*WORK TO DO*:
Return the listing below word for word.
**** EXTRACTED ENTRIES
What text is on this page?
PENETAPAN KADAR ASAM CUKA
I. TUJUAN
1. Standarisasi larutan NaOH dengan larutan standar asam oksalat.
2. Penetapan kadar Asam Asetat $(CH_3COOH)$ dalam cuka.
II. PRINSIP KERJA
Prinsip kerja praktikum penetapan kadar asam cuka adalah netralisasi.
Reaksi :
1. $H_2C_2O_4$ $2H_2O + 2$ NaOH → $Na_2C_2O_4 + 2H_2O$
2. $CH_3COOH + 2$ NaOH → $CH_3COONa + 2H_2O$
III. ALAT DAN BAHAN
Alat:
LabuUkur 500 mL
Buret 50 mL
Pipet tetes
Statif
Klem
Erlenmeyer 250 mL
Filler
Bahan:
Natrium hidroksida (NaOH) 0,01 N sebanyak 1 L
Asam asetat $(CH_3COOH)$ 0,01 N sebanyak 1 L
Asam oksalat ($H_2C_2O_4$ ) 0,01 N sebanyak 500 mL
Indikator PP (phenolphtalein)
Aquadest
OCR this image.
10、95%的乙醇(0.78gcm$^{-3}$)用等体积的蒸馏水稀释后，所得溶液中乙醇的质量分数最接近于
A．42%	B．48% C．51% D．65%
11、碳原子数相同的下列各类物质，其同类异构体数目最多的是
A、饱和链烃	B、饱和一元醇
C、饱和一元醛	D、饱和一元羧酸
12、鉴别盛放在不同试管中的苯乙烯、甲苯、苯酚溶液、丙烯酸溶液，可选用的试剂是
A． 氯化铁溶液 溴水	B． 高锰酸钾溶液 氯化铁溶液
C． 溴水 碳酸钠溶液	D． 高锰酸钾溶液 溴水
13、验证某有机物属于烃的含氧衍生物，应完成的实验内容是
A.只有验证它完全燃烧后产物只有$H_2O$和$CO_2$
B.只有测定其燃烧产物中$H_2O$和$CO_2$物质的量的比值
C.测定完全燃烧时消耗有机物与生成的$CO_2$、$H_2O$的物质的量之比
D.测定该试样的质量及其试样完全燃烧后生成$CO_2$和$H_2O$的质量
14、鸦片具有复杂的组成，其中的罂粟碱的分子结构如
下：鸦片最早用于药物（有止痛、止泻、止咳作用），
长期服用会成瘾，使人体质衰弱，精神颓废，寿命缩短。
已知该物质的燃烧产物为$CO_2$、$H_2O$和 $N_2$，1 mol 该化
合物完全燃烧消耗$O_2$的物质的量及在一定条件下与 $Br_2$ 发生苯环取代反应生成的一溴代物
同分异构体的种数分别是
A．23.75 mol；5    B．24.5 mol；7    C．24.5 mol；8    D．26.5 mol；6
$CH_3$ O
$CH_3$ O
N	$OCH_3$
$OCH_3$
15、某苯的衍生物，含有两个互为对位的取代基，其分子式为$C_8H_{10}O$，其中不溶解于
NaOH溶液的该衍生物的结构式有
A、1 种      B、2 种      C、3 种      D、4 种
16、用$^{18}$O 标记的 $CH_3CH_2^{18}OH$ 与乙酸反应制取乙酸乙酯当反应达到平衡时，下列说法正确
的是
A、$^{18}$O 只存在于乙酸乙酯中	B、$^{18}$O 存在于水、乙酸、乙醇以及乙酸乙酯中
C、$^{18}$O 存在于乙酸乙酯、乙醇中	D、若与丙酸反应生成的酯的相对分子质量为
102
********
*SOLVED PROBLEM*:
What text is on this page?
PENETAPAN KADAR ASAM CUKA
I. TUJUAN
1. Standarisasi larutan NaOH dengan larutan standar asam oksalat.
2. Penetapan kadar Asam Asetat $(CH_3COOH)$ dalam cuka.
II. PRINSIP KERJA
Prinsip kerja praktikum penetapan kadar asam cuka adalah netralisasi.
Reaksi :
1. $H_2C_2O_4$ $2H_2O + 2$ NaOH → $Na_2C_2O_4 + 2H_2O$
2. $CH_3COOH + 2$ NaOH → $CH_3COONa + 2H_2O$
III. ALAT DAN BAHAN
Alat:
LabuUkur 500 mL
Buret 50 mL
Pipet tetes
Statif
Klem
Erlenmeyer 250 mL
Filler
Bahan:
Natrium hidroksida (NaOH) 0,01 N sebanyak 1 L
Asam asetat $(CH_3COOH)$ 0,01 N sebanyak 1 L
Asam oksalat ($H_2C_2O_4$ ) 0,01 N sebanyak 500 mL
Indikator PP (phenolphtalein)
Aquadest
OCR this image.
10、95%的乙醇(0.78gcm$^{-3}$)用等体积的蒸馏水稀释后，所得溶液中乙醇的质量分数最接近于
A．42%	B．48% C．51% D．65%
11、碳原子数相同的下列各类物质，其同类异构体数目最多的是
A、饱和链烃	B、饱和一元醇
C、饱和一元醛	D、饱和一元羧酸
12、鉴别盛放在不同试管中的苯乙烯、甲苯、苯酚溶液、丙烯酸溶液，可选用的试剂是
A． 氯化铁溶液 溴水	B． 高锰酸钾溶液 氯化铁溶液
C． 溴水 碳酸钠溶液	D． 高锰酸钾溶液 溴水
13、验证某有机物属于烃的含氧衍生物，应完成的实验内容是
A.只有验证它完全燃烧后产物只有$H_2O$和$CO_2$
B.只有测定其燃烧产物中$H_2O$和$CO_2$物质的量的比值
C.测定完全燃烧时消耗有机物与生成的$CO_2$、$H_2O$的物质的量之比
D.测定该试样的质量及其试样完全燃烧后生成$CO_2$和$H_2O$的质量
14、鸦片具有复杂的组成，其中的罂粟碱的分子结构如
下：鸦片最早用于药物（有止痛、止泻、止咳作用），
长期服用会成瘾，使人体质衰弱，精神颓废，寿命缩短。
已知该物质的燃烧产物为$CO_2$、$H_2O$和 $N_2$，1 mol 该化
合物完全燃烧消耗$O_2$的物质的量及在一定条件下与 $Br_2$ 发生苯环取代反应生成的一溴代物
同分异构体的种数分别是
A．23.75 mol；5    B．24.5 mol；7    C．24.5 mol；8    D．26.5 mol；6
$CH_3$ O
$CH_3$ O
N	$OCH_3$
$OCH_3$
15、某苯的衍生物，含有两个互为对位的取代基，其分子式为$C_8H_{10}O$，其中不溶解于
NaOH溶液的该衍生物的结构式有
A、1 种      B、2 种      C、3 种      D、4 种
16、用$^{18}$O 标记的 $CH_3CH_2^{18}OH$ 与乙酸反应制取乙酸乙酯当反应达到平衡时，下列说法正确
的是
A、$^{18}$O 只存在于乙酸乙酯中	B、$^{18}$O 存在于水、乙酸、乙醇以及乙酸乙酯中
C、$^{18}$O 存在于乙酸乙酯、乙醇中	D、若与丙酸反应生成的酯的相对分子质量为
102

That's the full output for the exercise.